Since the economic catastrophe of 2008, the national unemployment numbers have risen dramatically. For most of this past year, they have hovered between 9-10% nationally (compared to 4.8% in 2006). Those who are lucky enough to have a job, are experiencing pay cuts and freezes at the same time that prices for basic necessities rise. Perhaps the most natural and local opportunity for Evangelicals to express their newfound regard for the poor is in the area of worker justice.

A great resource for this is the recently-released A Worker Justice Reader compiled by Interfaith Worker Justice (Maryknoll: Orbis, 2010). There is no need for Evangelicals to reinvent the wheel and act as if they are the first to connect their Christian faith with the desire to see justice embodied in concrete ways among the working (and unemployed) poor. Certainly, in every local embodiment, the struggle for justice must take on a different shape and color–an accent, if you will–but there is much to be learned from others who have fought parallel battles in other times and places.

Recorded information –

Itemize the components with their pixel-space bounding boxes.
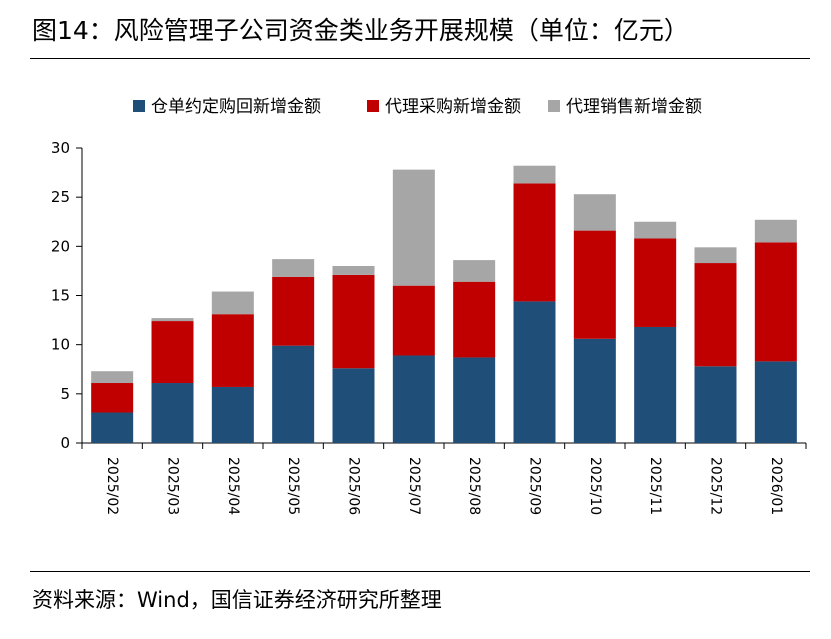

Task 1 – Revise the worker justice passage from "Since the economic" up to and including "of worker justice.", putting "labor justice" in place of "worker justice".
Task 2 – What national unemployment rate does the worker justice passage give for 2006?
Task 3 –
Does each statement agree with the worker justice passage? Answer yes or no, quoting the deciding words.
(a) A Worker Justice Reader was published by Orbis in 2010.
(b) National unemployment hovered between 5% and 6% for most of this past year.
(c) Evangelicals are the first to connect their Christian faith with justice for the working poor.
The data above is separate material from the text.

Final answer 1 –
Since the economic catastrophe of 2008, the national unemployment numbers have risen dramatically. For most of this past year, they have hovered between 9-10% nationally (compared to 4.8% in 2006). Those who are lucky enough to have a job, are experiencing pay cuts and freezes at the same time that prices for basic necessities rise. Perhaps the most natural and local opportunity for Evangelicals to express their newfound regard for the poor is in the area of labor justice.

Final answer 2 – 4.8%

Final answer 3 –
(a) Yes: "(Maryknoll: Orbis, 2010)"
(b) No: "they have hovered between 9-10% nationally"
(c) No: "There is no need for Evangelicals to reinvent the wheel and act as if they are the first to connect their Christian faith with the desire to see justice embodied in concrete ways among the working (and unemployed) poor."